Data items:
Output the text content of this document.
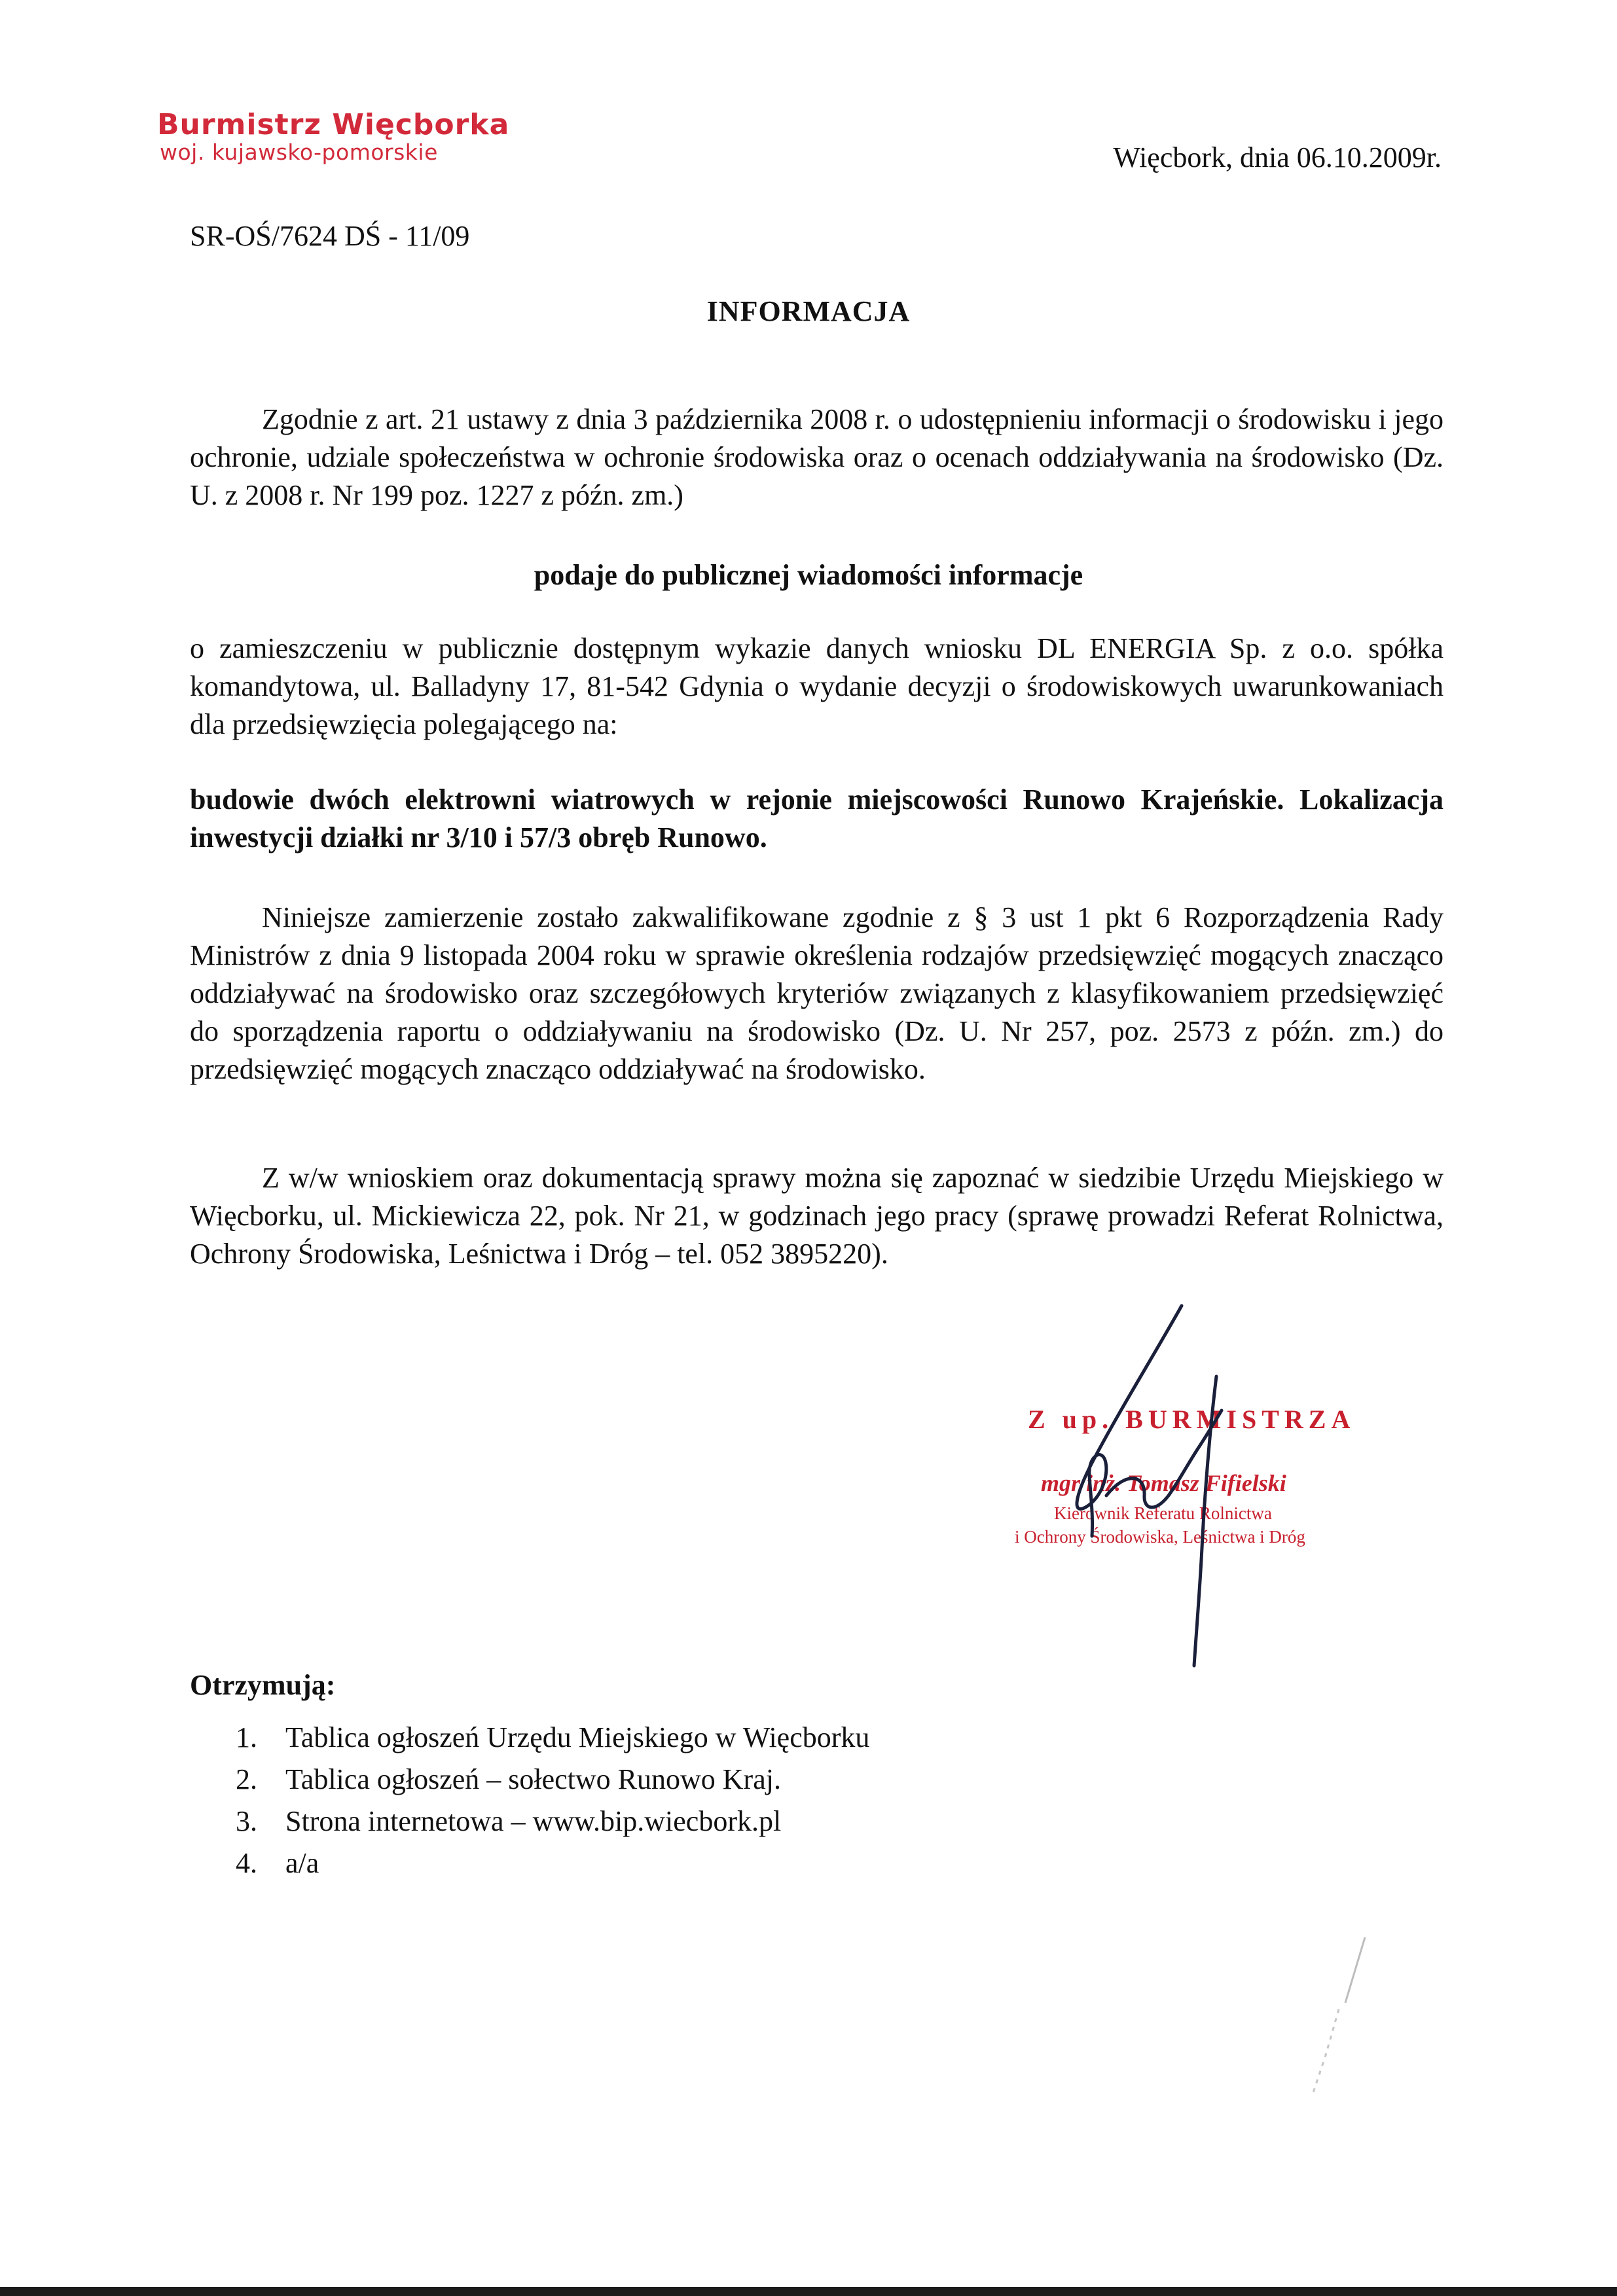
Burmistrz Więcborka
woj. kujawsko-pomorskie	Więcbork, dnia 06.10.2009r.
SR-OŚ/7624 DŚ - 11/09
INFORMACJA

Zgodnie z art. 21 ustawy z dnia 3 października 2008 r. o udostępnieniu informacji o środowisku i jego ochronie, udziale społeczeństwa w ochronie środowiska oraz o ocenach oddziaływania na środowisko (Dz. U. z 2008 r. Nr 199 poz. 1227 z późn. zm.)

podaje do publicznej wiadomości informacje

o zamieszczeniu w publicznie dostępnym wykazie danych wniosku DL ENERGIA Sp. z o.o. spółka komandytowa, ul. Balladyny 17, 81-542 Gdynia o wydanie decyzji o środowiskowych uwarunkowaniach dla przedsięwzięcia polegającego na:

budowie dwóch elektrowni wiatrowych w rejonie miejscowości Runowo Krajeńskie. Lokalizacja inwestycji działki nr 3/10 i 57/3 obręb Runowo.

Niniejsze zamierzenie zostało zakwalifikowane zgodnie z § 3 ust 1 pkt 6 Rozporządzenia Rady Ministrów z dnia 9 listopada 2004 roku w sprawie określenia rodzajów przedsięwzięć mogących znacząco oddziaływać na środowisko oraz szczegółowych kryteriów związanych z klasyfikowaniem przedsięwzięć do sporządzenia raportu o oddziaływaniu na środowisko (Dz. U. Nr 257, poz. 2573 z późn. zm.) do przedsięwzięć mogących znacząco oddziaływać na środowisko.

Z w/w wnioskiem oraz dokumentacją sprawy można się zapoznać w siedzibie Urzędu Miejskiego w Więcborku, ul. Mickiewicza 22, pok. Nr 21, w godzinach jego pracy (sprawę prowadzi Referat Rolnictwa, Ochrony Środowiska, Leśnictwa i Dróg – tel. 052 3895220).

Z up. BURMISTRZA
mgr inż. Tomasz Fifielski
Kierownik Referatu Rolnictwa
i Ochrony Środowiska, Leśnictwa i Dróg
Otrzymują:
1. Tablica ogłoszeń Urzędu Miejskiego w Więcborku
2. Tablica ogłoszeń – sołectwo Runowo Kraj.
3. Strona internetowa – www.bip.wiecbork.pl
4. a/a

» Description of the task
Transcribe the records verbatim and omit the images.

» Result for this exercise
Output the text content of this document.
Burmistrz Więcborka
woj. kujawsko-pomorskie	Więcbork, dnia 06.10.2009r.
SR-OŚ/7624 DŚ - 11/09
INFORMACJA

Zgodnie z art. 21 ustawy z dnia 3 października 2008 r. o udostępnieniu informacji o środowisku i jego ochronie, udziale społeczeństwa w ochronie środowiska oraz o ocenach oddziaływania na środowisko (Dz. U. z 2008 r. Nr 199 poz. 1227 z późn. zm.)

podaje do publicznej wiadomości informacje

o zamieszczeniu w publicznie dostępnym wykazie danych wniosku DL ENERGIA Sp. z o.o. spółka komandytowa, ul. Balladyny 17, 81-542 Gdynia o wydanie decyzji o środowiskowych uwarunkowaniach dla przedsięwzięcia polegającego na:

budowie dwóch elektrowni wiatrowych w rejonie miejscowości Runowo Krajeńskie. Lokalizacja inwestycji działki nr 3/10 i 57/3 obręb Runowo.

Niniejsze zamierzenie zostało zakwalifikowane zgodnie z § 3 ust 1 pkt 6 Rozporządzenia Rady Ministrów z dnia 9 listopada 2004 roku w sprawie określenia rodzajów przedsięwzięć mogących znacząco oddziaływać na środowisko oraz szczegółowych kryteriów związanych z klasyfikowaniem przedsięwzięć do sporządzenia raportu o oddziaływaniu na środowisko (Dz. U. Nr 257, poz. 2573 z późn. zm.) do przedsięwzięć mogących znacząco oddziaływać na środowisko.

Z w/w wnioskiem oraz dokumentacją sprawy można się zapoznać w siedzibie Urzędu Miejskiego w Więcborku, ul. Mickiewicza 22, pok. Nr 21, w godzinach jego pracy (sprawę prowadzi Referat Rolnictwa, Ochrony Środowiska, Leśnictwa i Dróg – tel. 052 3895220).

Z up. BURMISTRZA
mgr inż. Tomasz Fifielski
Kierownik Referatu Rolnictwa
i Ochrony Środowiska, Leśnictwa i Dróg
Otrzymują:
1. Tablica ogłoszeń Urzędu Miejskiego w Więcborku
2. Tablica ogłoszeń – sołectwo Runowo Kraj.
3. Strona internetowa – www.bip.wiecbork.pl
4. a/a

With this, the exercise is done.